その罰金を完納できないときは、2万円を1日に換算した期間被告人を労役場に留置する。
この裁判確定の日から3年間その懲役刑の執行を猶予する。
訴訟費用は被告人の負担とする。
Ⅱ 罪となるべき事実
被告人は、暗号資産取引を行いこれによる雑所得を得ていたものであるが、アラブ首長国連邦ドバイに本店を置A社(A General Trading LLC)から委託を受けてA社のために取引の媒介をしていた分離前の相被告人D、A社の業務執行社員及び日本における代表者を務めていたEと共謀
被告人が保有する暗号資産がA社に帰属するかのように装い、暗号資産取引に係る雑所得を除外する方法により所得を秘匿
被告人の平成30年分の実際の総所得金額が92,165,677円であったのに、H31.3.15、某税務署において、同税務署長に対し、財務省令で定める電子情報処理組織を使用して行う方法により、総所得金額が3,472,269円で、これに対する所得税額及び復興特別所得税額は、源泉徴収税額を控除すると36,595円の還付を受けることとなる旨の虚偽の所得税及び復興特別所得税の確定申告をし、そのまま法定納期限を徒過
もって不正の行為により、H30年分の正規の所得税額及び復興特別所得税額36,596,500円と前記還付税額との合計36,633,000円(100円未満の端数切捨て)のうち、所得税額35,879,530円を免れた。

━━━━━━━━━━━━━━━━━━━━━━━━━━━━━━

小問 1: 下に示す行のうち、「home-button[interactable]: ▾ [18, 81, 41, 96]」を含む行から「taskbar-item-office[interactable]: 2 Microsoft」を含む行までを、両端の行も含めて一字も変えずに書き写してください。
小問 2: 上の脱税事件の判決文の続きを、最後の文の次から書き進めてください。

━━━━━━━━━━━━━━━━━━━━━━━━━━━━━━

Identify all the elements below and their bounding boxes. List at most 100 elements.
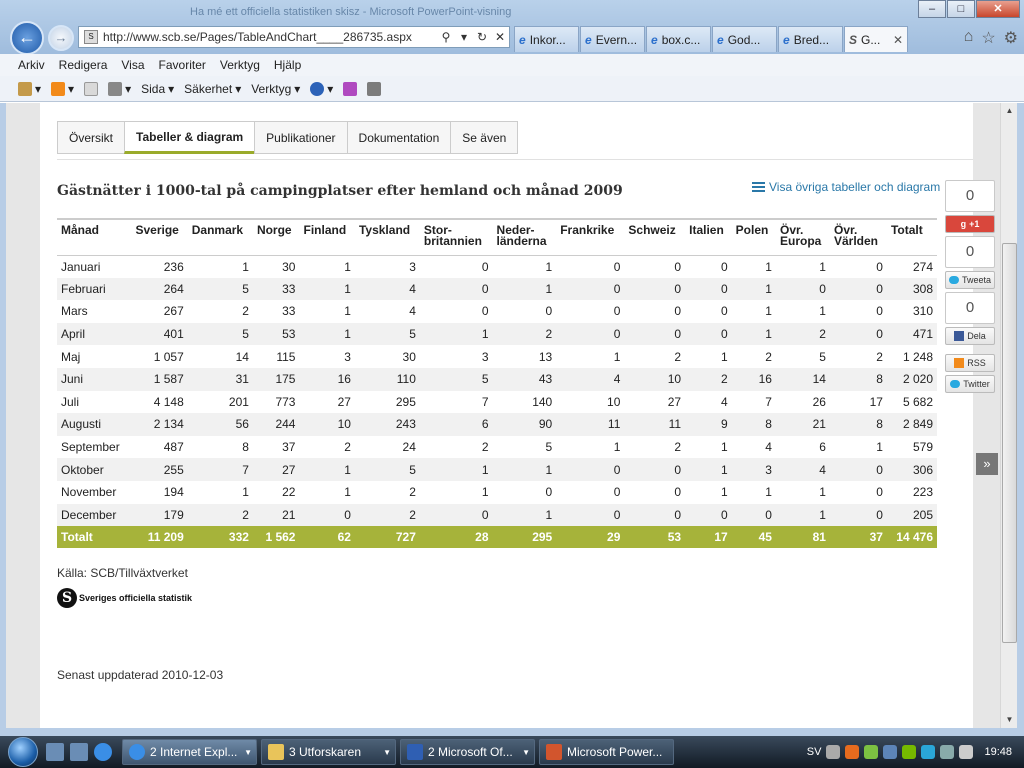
home-button[interactable]: ▾ [18, 81, 41, 96]
settings-gear-icon[interactable]: ⚙ [1004, 28, 1018, 48]
rss-button[interactable]: RSS [945, 354, 995, 372]
folder-icon [268, 744, 284, 760]
value-cell: 0 [556, 300, 625, 323]
nvidia-icon[interactable] [902, 745, 917, 759]
menu-bar: Arkiv Redigera Visa Favoriter Verktyg Hj… [0, 54, 1024, 76]
scrollbar-thumb[interactable] [1002, 243, 1017, 643]
ie-quicklaunch-icon[interactable] [94, 743, 112, 761]
help-button[interactable]: ▾ [310, 81, 333, 96]
tab-se-aven[interactable]: Se även [450, 121, 519, 154]
menu-visa[interactable]: Visa [121, 58, 144, 72]
value-cell: 8 [829, 413, 887, 436]
content-area: Översikt Tabeller & diagram Publikatione… [40, 103, 973, 728]
value-cell: 27 [252, 458, 300, 481]
total-value-cell: 295 [492, 526, 557, 549]
mail-button[interactable] [84, 81, 99, 96]
browser-tab[interactable]: e God... [712, 26, 777, 52]
network-icon[interactable] [883, 745, 898, 759]
stop-icon[interactable]: ✕ [491, 30, 509, 44]
taskbar-item-office[interactable]: 2 Microsoft Of... ▼ [400, 739, 535, 765]
twitter-button[interactable]: Twitter [945, 375, 995, 393]
network-status-icon[interactable] [940, 745, 955, 759]
value-cell: 140 [492, 390, 557, 414]
switch-windows-icon[interactable] [70, 743, 88, 761]
menu-verktyg[interactable]: Verktyg [220, 58, 260, 72]
scroll-down-arrow-icon[interactable]: ▼ [1001, 712, 1018, 728]
print-button[interactable]: ▾ [108, 81, 131, 96]
tab-tabeller-diagram[interactable]: Tabeller & diagram [124, 121, 255, 154]
browser-tab-active[interactable]: S G... ✕ [844, 26, 908, 52]
browser-tab[interactable]: e Evern... [580, 26, 645, 52]
menu-hjalp[interactable]: Hjälp [274, 58, 301, 72]
favorites-star-icon[interactable]: ☆ [981, 28, 995, 48]
refresh-icon[interactable]: ↻ [473, 30, 491, 44]
taskbar-item-powerpoint[interactable]: Microsoft Power... [539, 739, 674, 765]
expand-social-button[interactable]: » [976, 453, 998, 475]
tab-dokumentation[interactable]: Dokumentation [346, 121, 451, 154]
value-cell: 5 [775, 345, 830, 368]
shield-icon[interactable] [826, 745, 841, 759]
facebook-share-button[interactable]: Dela [945, 327, 995, 345]
firefox-icon[interactable] [845, 745, 860, 759]
scroll-up-arrow-icon[interactable]: ▲ [1001, 103, 1018, 119]
browser-tab[interactable]: e Bred... [778, 26, 843, 52]
value-cell: 5 [354, 458, 420, 481]
taskbar-item-ie[interactable]: 2 Internet Expl... ▼ [122, 739, 257, 765]
total-value-cell: 1 562 [252, 526, 300, 549]
research-button[interactable] [343, 81, 358, 96]
table-row: Augusti 2 134 56 244 10 243 6 90 11 11 9 8 21 8 2 849 [57, 413, 937, 436]
forward-button[interactable]: → [48, 25, 74, 51]
tab-oversikt[interactable]: Översikt [57, 121, 125, 154]
safety-menu[interactable]: Säkerhet ▾ [184, 82, 241, 96]
total-label-cell: Totalt [57, 526, 132, 549]
show-desktop-icon[interactable] [46, 743, 64, 761]
value-cell: 0 [624, 300, 686, 323]
address-url[interactable]: http://www.scb.se/Pages/TableAndChart___… [103, 30, 437, 44]
browser-tab[interactable]: e Inkor... [514, 26, 579, 52]
tools-menu[interactable]: Verktyg ▾ [251, 82, 300, 96]
back-button[interactable]: ← [10, 21, 44, 55]
vertical-scrollbar[interactable]: ▲ ▼ [1000, 103, 1017, 728]
browser-tab[interactable]: e box.c... [646, 26, 711, 52]
minimize-button[interactable]: – [918, 0, 946, 18]
value-cell: 4 [775, 458, 830, 481]
value-cell: 26 [775, 390, 830, 414]
value-cell: 1 [731, 277, 776, 301]
value-cell: 0 [492, 300, 557, 323]
feeds-button[interactable]: ▾ [51, 81, 74, 96]
menu-arkiv[interactable]: Arkiv [18, 58, 45, 72]
volume-icon[interactable] [959, 745, 974, 759]
address-bar[interactable]: S http://www.scb.se/Pages/TableAndChart_… [78, 26, 510, 48]
sync-icon[interactable] [921, 745, 936, 759]
value-cell: 110 [354, 367, 420, 391]
taskbar-item-explorer[interactable]: 3 Utforskaren ▼ [261, 739, 396, 765]
value-cell: 16 [731, 367, 776, 391]
tab-publikationer[interactable]: Publikationer [254, 121, 347, 154]
close-window-button[interactable]: ✕ [976, 0, 1020, 18]
value-cell: 1 [731, 480, 776, 504]
ie-icon: e [519, 32, 526, 47]
more-tables-link[interactable]: Visa övriga tabeller och diagram [752, 180, 940, 194]
start-button[interactable] [0, 736, 46, 768]
menu-favoriter[interactable]: Favoriter [159, 58, 206, 72]
tweet-button[interactable]: Tweeta [945, 271, 995, 289]
value-cell: 0 [829, 503, 887, 527]
system-tray: SV 19:48 [807, 745, 1024, 759]
addon-button[interactable] [367, 81, 382, 96]
page-menu[interactable]: Sida ▾ [141, 82, 174, 96]
search-icon[interactable]: ⚲ [437, 30, 455, 44]
home-icon[interactable]: ⌂ [964, 28, 974, 48]
total-value-cell: 727 [354, 526, 420, 549]
table-row: April 401 5 53 1 5 1 2 0 0 0 1 2 0 471 [57, 322, 937, 346]
gplus-button[interactable]: g +1 [945, 215, 995, 233]
menu-redigera[interactable]: Redigera [59, 58, 108, 72]
close-tab-icon[interactable]: ✕ [893, 33, 903, 47]
value-cell: 0 [624, 503, 686, 527]
dropdown-arrow-icon[interactable]: ▾ [455, 30, 473, 44]
table-title: Gästnätter i 1000-tal på campingplatser … [57, 183, 623, 199]
tray-app-icon[interactable] [864, 745, 879, 759]
maximize-button[interactable]: □ [947, 0, 975, 18]
language-indicator[interactable]: SV [807, 746, 822, 758]
value-cell: 1 [685, 480, 732, 504]
clock[interactable]: 19:48 [984, 746, 1012, 758]
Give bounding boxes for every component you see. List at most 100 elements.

━━━━━━━━━━━━━━━━━━━━━━━━━━━━━━

想定解答 1:
home-button[interactable]: ▾ [18, 81, 41, 96]
settings-gear-icon[interactable]: ⚙ [1004, 28, 1018, 48]
rss-button[interactable]: RSS [945, 354, 995, 372]
folder-icon [268, 744, 284, 760]
value-cell: 0 [556, 300, 625, 323]
nvidia-icon[interactable] [902, 745, 917, 759]
menu-bar: Arkiv Redigera Visa Favoriter Verktyg Hj… [0, 54, 1024, 76]
scrollbar-thumb[interactable] [1002, 243, 1017, 643]
ie-quicklaunch-icon[interactable] [94, 743, 112, 761]
help-button[interactable]: ▾ [310, 81, 333, 96]
tab-se-aven[interactable]: Se även [450, 121, 519, 154]
menu-visa[interactable]: Visa [121, 58, 144, 72]
value-cell: 8 [829, 413, 887, 436]
content-area: Översikt Tabeller & diagram Publikatione… [40, 103, 973, 728]
value-cell: 27 [252, 458, 300, 481]
total-value-cell: 295 [492, 526, 557, 549]
mail-button[interactable] [84, 81, 99, 96]
browser-tab[interactable]: e God... [712, 26, 777, 52]
network-icon[interactable] [883, 745, 898, 759]
stop-icon[interactable]: ✕ [491, 30, 509, 44]
taskbar-item-office[interactable]: 2 Microsoft Of... ▼ [400, 739, 535, 765]

想定解答 2:
Ⅲ 補足説明
1 弁護人の主張
弁護人は、被告人には課税されるべき暗号資産取引に係る所得はなく、またほ脱の故意を欠くから無罪であると主張するほか、被告人は、Kに暗号資産を詐取されており、その分の暗号資産に係る所得とされる部分はほ脱所得及びほ脱税額から減額すべき旨主張する。
被告人に課税されるべき暗号資産取引に係る所得がない旨の主張は、具体的には、暗号資産を他の暗号資産に交換した際に所得を認識することはできない、あるいは暗号資産同士の交換では所得が算定できないことを理由とするほか、被告人が保有していた暗号資産はA社に帰属していることなどを理由とするものである。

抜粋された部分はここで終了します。